> **STATED TASK**:
Write out each line exactly as given. Leave the pictures out of your copy.

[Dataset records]
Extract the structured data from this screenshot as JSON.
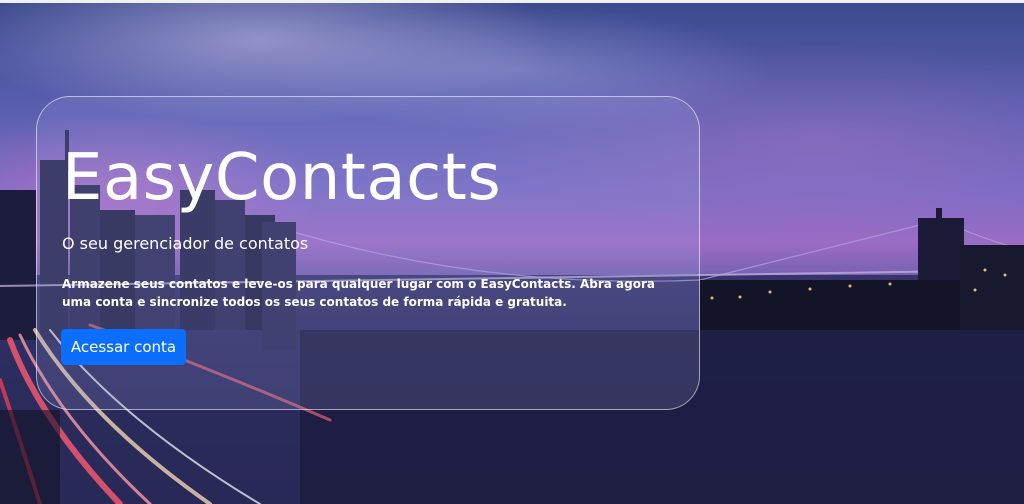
{
  "hero": {
    "brand_title": "EasyContacts",
    "subtitle": "O seu gerenciador de contatos",
    "description": "Armazene seus contatos e leve-os para qualquer lugar com o EasyContacts. Abra agora uma conta e sincronize todos os seus contatos de forma rápida e gratuita.",
    "cta_label": "Acessar conta"
  },
  "colors": {
    "accent": "#0d6efd",
    "text": "#ffffff",
    "card_border": "#ffffffb3"
  },
  "background": {
    "image_subject": "city-skyline-bridge-at-dusk"
  }
}
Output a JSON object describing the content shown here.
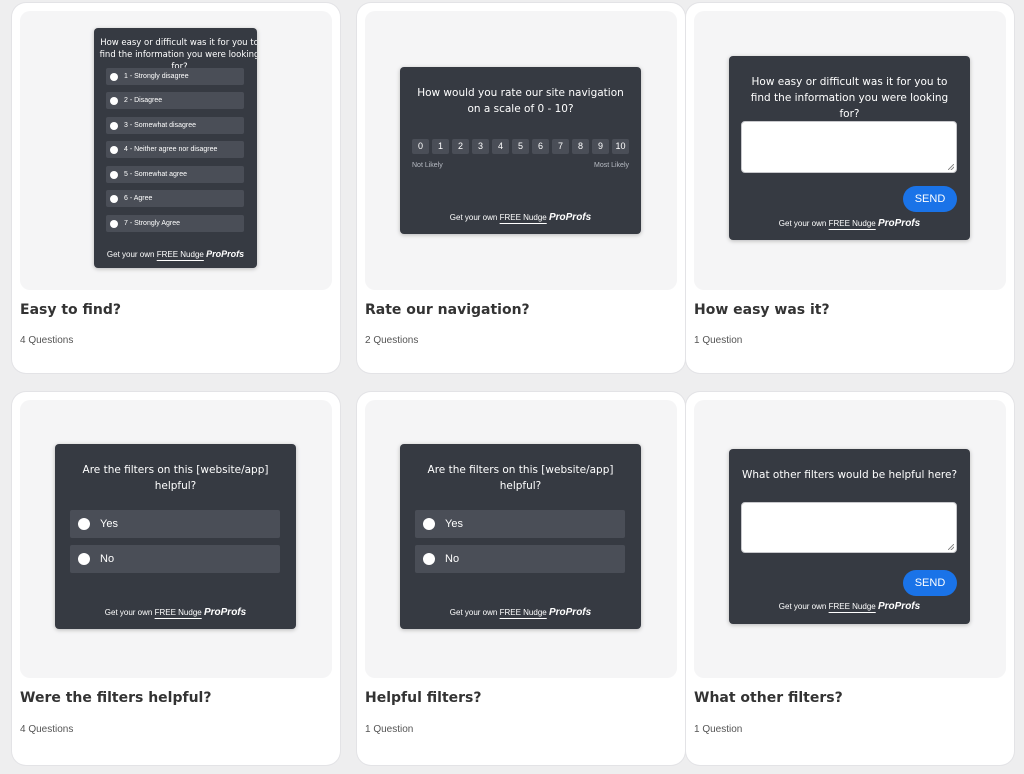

> **SOLVED PROBLEM**:
Extract the structured data from this screenshot as JSON.
{
  "hero": {
    "brand_title": "EasyContacts",
    "subtitle": "O seu gerenciador de contatos",
    "description": "Armazene seus contatos e leve-os para qualquer lugar com o EasyContacts. Abra agora uma conta e sincronize todos os seus contatos de forma rápida e gratuita.",
    "cta_label": "Acessar conta"
  },
  "colors": {
    "accent": "#0d6efd",
    "text": "#ffffff",
    "card_border": "#ffffffb3"
  },
  "background": {
    "image_subject": "city-skyline-bridge-at-dusk"
  }
}
Output a JSON object describing the content shown here.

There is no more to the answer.